Dataset records
-- Start --

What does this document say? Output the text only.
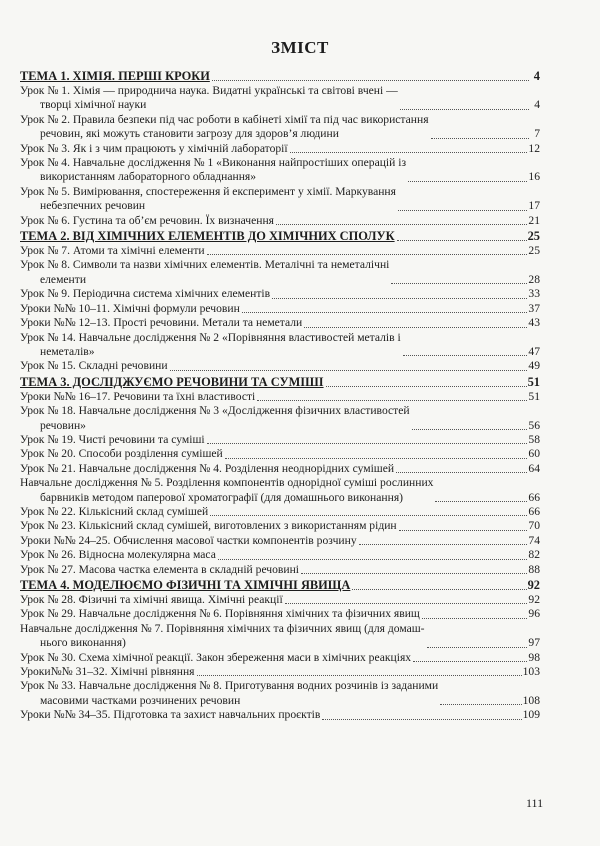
ЗМІСТ
ТЕМА 1. ХІМІЯ. ПЕРШІ КРОКИ	4
Урок № 1. Хімія — природнича наука. Видатні українські та світові вчені —
творці хімічної науки	4
Урок № 2. Правила безпеки під час роботи в кабінеті хімії та під час використання
речовин, які можуть становити загрозу для здоров’я людини	7
Урок № 3. Як і з чим працюють у хімічній лабораторії	12
Урок № 4. Навчальне дослідження № 1 «Виконання найпростіших операцій із
використанням лабораторного обладнання»	16
Урок № 5. Вимірювання, спостереження й експеримент у хімії. Маркування
небезпечних речовин	17
Урок № 6. Густина та об’єм речовин. Їх визначення	21
ТЕМА 2. ВІД ХІМІЧНИХ ЕЛЕМЕНТІВ ДО ХІМІЧНИХ СПОЛУК	25
Урок № 7. Атоми та хімічні елементи	25
Урок № 8. Символи та назви хімічних елементів. Металічні та неметалічні
елементи	28
Урок № 9. Періодична система хімічних елементів	33
Уроки №№ 10–11. Хімічні формули речовин	37
Уроки №№ 12–13. Прості речовини. Метали та неметали	43
Урок № 14. Навчальне дослідження № 2 «Порівняння властивостей металів і
неметалів»	47
Урок № 15. Складні речовини	49
ТЕМА 3. ДОСЛІДЖУЄМО РЕЧОВИНИ ТА СУМІШІ	51
Уроки №№ 16–17. Речовини та їхні властивості	51
Урок № 18. Навчальне дослідження № 3 «Дослідження фізичних властивостей
речовин»	56
Урок № 19. Чисті речовини та суміші	58
Урок № 20. Способи розділення сумішей	60
Урок № 21. Навчальне дослідження № 4. Розділення неоднорідних сумішей	64
Навчальне дослідження № 5. Розділення компонентів однорідної суміші рослинних
барвників методом паперової хроматографії (для домашнього виконання)	66
Урок № 22. Кількісний склад сумішей	66
Урок № 23. Кількісний склад сумішей, виготовлених з використанням рідин	70
Уроки №№ 24–25. Обчислення масової частки компонентів розчину	74
Урок № 26. Відносна молекулярна маса	82
Урок № 27. Масова частка елемента в складній речовині	88
ТЕМА 4. МОДЕЛЮЄМО ФІЗИЧНІ ТА ХІМІЧНІ ЯВИЩА	92
Урок № 28. Фізичні та хімічні явища. Хімічні реакції	92
Урок № 29. Навчальне дослідження № 6. Порівняння хімічних та фізичних явищ	96
Навчальне дослідження № 7. Порівняння хімічних та фізичних явищ (для домаш-
нього виконання)	97
Урок № 30. Схема хімічної реакції. Закон збереження маси в хімічних реакціях	98
Уроки№№ 31–32. Хімічні рівняння	103
Урок № 33. Навчальне дослідження № 8. Приготування водних розчинів із заданими
масовими частками розчинених речовин	108
Уроки №№ 34–35. Підготовка та захист навчальних проєктів	109
111
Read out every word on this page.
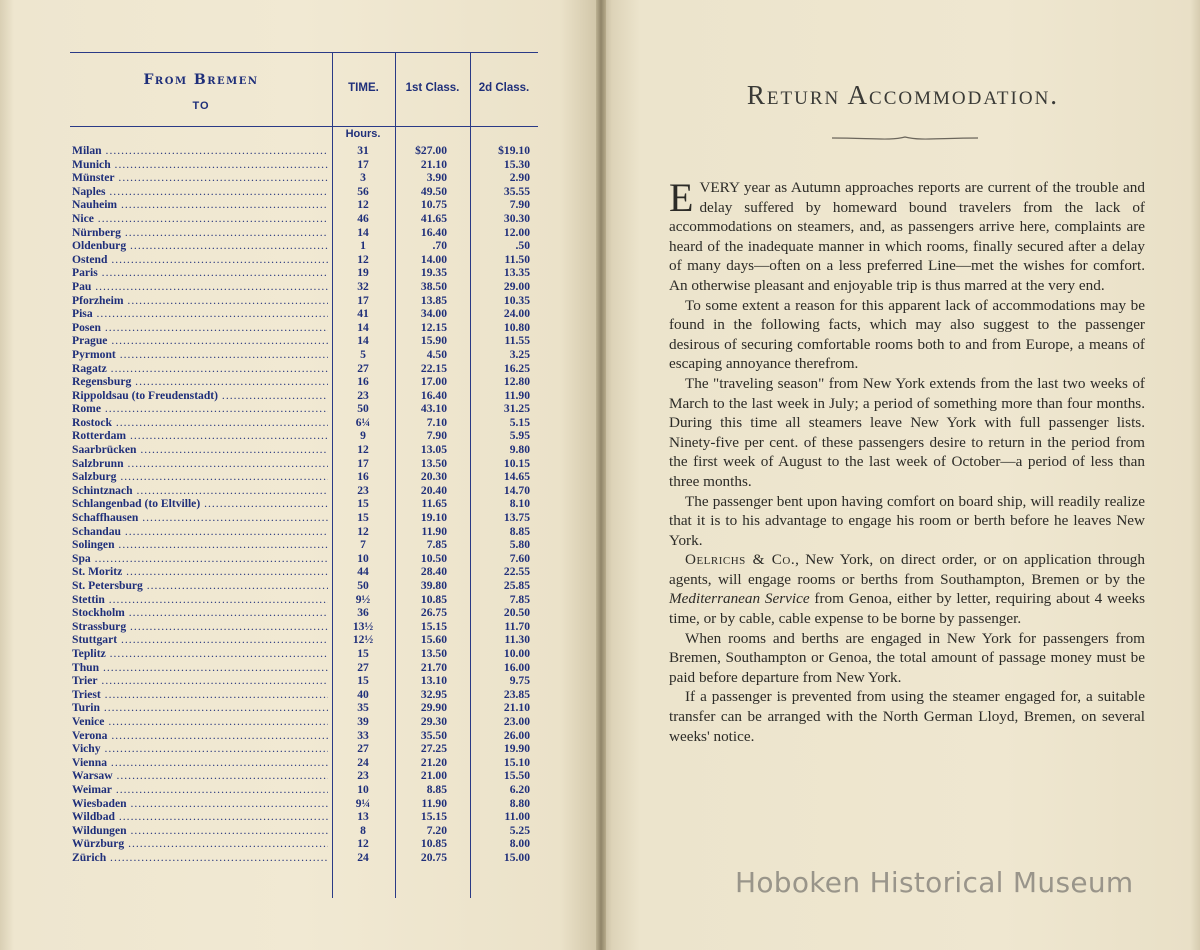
From Bremen
TO
TIME.	1st Class.	2d Class.
Hours.
Milan .....	31	$27.00	$19.10
Munich .....	17	21.10	15.30
Münster .....	3	3.90	2.90
Naples .....	56	49.50	35.55
Nauheim .....	12	10.75	7.90
Nice .....	46	41.65	30.30
Nürnberg .....	14	16.40	12.00
Oldenburg .....	1	.70	.50
Ostend .....	12	14.00	11.50
Paris .....	19	19.35	13.35
Pau .....	32	38.50	29.00
Pforzheim .....	17	13.85	10.35
Pisa .....	41	34.00	24.00
Posen .....	14	12.15	10.80
Prague .....	14	15.90	11.55
Pyrmont .....	5	4.50	3.25
Ragatz .....	27	22.15	16.25
Regensburg .....	16	17.00	12.80
Rippoldsau (to Freudenstadt) .....	23	16.40	11.90
Rome .....	50	43.10	31.25
Rostock .....	6¼	7.10	5.15
Rotterdam .....	9	7.90	5.95
Saarbrücken .....	12	13.05	9.80
Salzbrunn .....	17	13.50	10.15
Salzburg .....	16	20.30	14.65
Schintznach .....	23	20.40	14.70
Schlangenbad (to Eltville) .....	15	11.65	8.10
Schaffhausen .....	15	19.10	13.75
Schandau .....	12	11.90	8.85
Solingen .....	7	7.85	5.80
Spa .....	10	10.50	7.60
St. Moritz .....	44	28.40	22.55
St. Petersburg .....	50	39.80	25.85
Stettin .....	9½	10.85	7.85
Stockholm .....	36	26.75	20.50
Strassburg .....	13½	15.15	11.70
Stuttgart .....	12½	15.60	11.30
Teplitz .....	15	13.50	10.00
Thun .....	27	21.70	16.00
Trier .....	15	13.10	9.75
Triest .....	40	32.95	23.85
Turin .....	35	29.90	21.10
Venice .....	39	29.30	23.00
Verona .....	33	35.50	26.00
Vichy .....	27	27.25	19.90
Vienna .....	24	21.20	15.10
Warsaw .....	23	21.00	15.50
Weimar .....	10	8.85	6.20
Wiesbaden .....	9¼	11.90	8.80
Wildbad .....	13	15.15	11.00
Wildungen .....	8	7.20	5.25
Würzburg .....	12	10.85	8.00
Zürich .....	24	20.75	15.00
Return Accommodation.

EVERY year as Autumn approaches reports are current of the trouble and delay suffered by homeward bound travelers from the lack of accommodations on steamers, and, as passengers arrive here, complaints are heard of the inadequate manner in which rooms, finally secured after a delay of many days—often on a less preferred Line—met the wishes for comfort. An otherwise pleasant and enjoyable trip is thus marred at the very end.

To some extent a reason for this apparent lack of accommodations may be found in the following facts, which may also suggest to the passenger desirous of securing comfortable rooms both to and from Europe, a means of escaping annoyance therefrom.

The "traveling season" from New York extends from the last two weeks of March to the last week in July; a period of something more than four months. During this time all steamers leave New York with full passenger lists. Ninety-five per cent. of these passengers desire to return in the period from the first week of August to the last week of October—a period of less than three months.

The passenger bent upon having comfort on board ship, will readily realize that it is to his advantage to engage his room or berth before he leaves New York.

Oelrichs & Co., New York, on direct order, or on application through agents, will engage rooms or berths from Southampton, Bremen or by the Mediterranean Service from Genoa, either by letter, requiring about 4 weeks time, or by cable, cable expense to be borne by passenger.

When rooms and berths are engaged in New York for passengers from Bremen, Southampton or Genoa, the total amount of passage money must be paid before departure from New York.

If a passenger is prevented from using the steamer engaged for, a suitable transfer can be arranged with the North German Lloyd, Bremen, on several weeks' notice.

Hoboken Historical Museum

-- End --

_REQUIRED TASK_: Repeat each line of the records above exactly, but do not copy the pictures.

_FINISHED TASK_:
What does this document say? Output the text only.
ЗМІСТ
ТЕМА 1. ХІМІЯ. ПЕРШІ КРОКИ	4
Урок № 1. Хімія — природнича наука. Видатні українські та світові вчені —
творці хімічної науки	4
Урок № 2. Правила безпеки під час роботи в кабінеті хімії та під час використання
речовин, які можуть становити загрозу для здоров’я людини	7
Урок № 3. Як і з чим працюють у хімічній лабораторії	12
Урок № 4. Навчальне дослідження № 1 «Виконання найпростіших операцій із
використанням лабораторного обладнання»	16
Урок № 5. Вимірювання, спостереження й експеримент у хімії. Маркування
небезпечних речовин	17
Урок № 6. Густина та об’єм речовин. Їх визначення	21
ТЕМА 2. ВІД ХІМІЧНИХ ЕЛЕМЕНТІВ ДО ХІМІЧНИХ СПОЛУК	25
Урок № 7. Атоми та хімічні елементи	25
Урок № 8. Символи та назви хімічних елементів. Металічні та неметалічні
елементи	28
Урок № 9. Періодична система хімічних елементів	33
Уроки №№ 10–11. Хімічні формули речовин	37
Уроки №№ 12–13. Прості речовини. Метали та неметали	43
Урок № 14. Навчальне дослідження № 2 «Порівняння властивостей металів і
неметалів»	47
Урок № 15. Складні речовини	49
ТЕМА 3. ДОСЛІДЖУЄМО РЕЧОВИНИ ТА СУМІШІ	51
Уроки №№ 16–17. Речовини та їхні властивості	51
Урок № 18. Навчальне дослідження № 3 «Дослідження фізичних властивостей
речовин»	56
Урок № 19. Чисті речовини та суміші	58
Урок № 20. Способи розділення сумішей	60
Урок № 21. Навчальне дослідження № 4. Розділення неоднорідних сумішей	64
Навчальне дослідження № 5. Розділення компонентів однорідної суміші рослинних
барвників методом паперової хроматографії (для домашнього виконання)	66
Урок № 22. Кількісний склад сумішей	66
Урок № 23. Кількісний склад сумішей, виготовлених з використанням рідин	70
Уроки №№ 24–25. Обчислення масової частки компонентів розчину	74
Урок № 26. Відносна молекулярна маса	82
Урок № 27. Масова частка елемента в складній речовині	88
ТЕМА 4. МОДЕЛЮЄМО ФІЗИЧНІ ТА ХІМІЧНІ ЯВИЩА	92
Урок № 28. Фізичні та хімічні явища. Хімічні реакції	92
Урок № 29. Навчальне дослідження № 6. Порівняння хімічних та фізичних явищ	96
Навчальне дослідження № 7. Порівняння хімічних та фізичних явищ (для домаш-
нього виконання)	97
Урок № 30. Схема хімічної реакції. Закон збереження маси в хімічних реакціях	98
Уроки№№ 31–32. Хімічні рівняння	103
Урок № 33. Навчальне дослідження № 8. Приготування водних розчинів із заданими
масовими частками розчинених речовин	108
Уроки №№ 34–35. Підготовка та захист навчальних проєктів	109
111
Read out every word on this page.
From Bremen
TO
TIME.	1st Class.	2d Class.
Hours.
Milan .....	31	$27.00	$19.10
Munich .....	17	21.10	15.30
Münster .....	3	3.90	2.90
Naples .....	56	49.50	35.55
Nauheim .....	12	10.75	7.90
Nice .....	46	41.65	30.30
Nürnberg .....	14	16.40	12.00
Oldenburg .....	1	.70	.50
Ostend .....	12	14.00	11.50
Paris .....	19	19.35	13.35
Pau .....	32	38.50	29.00
Pforzheim .....	17	13.85	10.35
Pisa .....	41	34.00	24.00
Posen .....	14	12.15	10.80
Prague .....	14	15.90	11.55
Pyrmont .....	5	4.50	3.25
Ragatz .....	27	22.15	16.25
Regensburg .....	16	17.00	12.80
Rippoldsau (to Freudenstadt) .....	23	16.40	11.90
Rome .....	50	43.10	31.25
Rostock .....	6¼	7.10	5.15
Rotterdam .....	9	7.90	5.95
Saarbrücken .....	12	13.05	9.80
Salzbrunn .....	17	13.50	10.15
Salzburg .....	16	20.30	14.65
Schintznach .....	23	20.40	14.70
Schlangenbad (to Eltville) .....	15	11.65	8.10
Schaffhausen .....	15	19.10	13.75
Schandau .....	12	11.90	8.85
Solingen .....	7	7.85	5.80
Spa .....	10	10.50	7.60
St. Moritz .....	44	28.40	22.55
St. Petersburg .....	50	39.80	25.85
Stettin .....	9½	10.85	7.85
Stockholm .....	36	26.75	20.50
Strassburg .....	13½	15.15	11.70
Stuttgart .....	12½	15.60	11.30
Teplitz .....	15	13.50	10.00
Thun .....	27	21.70	16.00
Trier .....	15	13.10	9.75
Triest .....	40	32.95	23.85
Turin .....	35	29.90	21.10
Venice .....	39	29.30	23.00
Verona .....	33	35.50	26.00
Vichy .....	27	27.25	19.90
Vienna .....	24	21.20	15.10
Warsaw .....	23	21.00	15.50
Weimar .....	10	8.85	6.20
Wiesbaden .....	9¼	11.90	8.80
Wildbad .....	13	15.15	11.00
Wildungen .....	8	7.20	5.25
Würzburg .....	12	10.85	8.00
Zürich .....	24	20.75	15.00
Return Accommodation.

EVERY year as Autumn approaches reports are current of the trouble and delay suffered by homeward bound travelers from the lack of accommodations on steamers, and, as passengers arrive here, complaints are heard of the inadequate manner in which rooms, finally secured after a delay of many days—often on a less preferred Line—met the wishes for comfort. An otherwise pleasant and enjoyable trip is thus marred at the very end.

To some extent a reason for this apparent lack of accommodations may be found in the following facts, which may also suggest to the passenger desirous of securing comfortable rooms both to and from Europe, a means of escaping annoyance therefrom.

The "traveling season" from New York extends from the last two weeks of March to the last week in July; a period of something more than four months. During this time all steamers leave New York with full passenger lists. Ninety-five per cent. of these passengers desire to return in the period from the first week of August to the last week of October—a period of less than three months.

The passenger bent upon having comfort on board ship, will readily realize that it is to his advantage to engage his room or berth before he leaves New York.

Oelrichs & Co., New York, on direct order, or on application through agents, will engage rooms or berths from Southampton, Bremen or by the Mediterranean Service from Genoa, either by letter, requiring about 4 weeks time, or by cable, cable expense to be borne by passenger.

When rooms and berths are engaged in New York for passengers from Bremen, Southampton or Genoa, the total amount of passage money must be paid before departure from New York.

If a passenger is prevented from using the steamer engaged for, a suitable transfer can be arranged with the North German Lloyd, Bremen, on several weeks' notice.

Hoboken Historical Museum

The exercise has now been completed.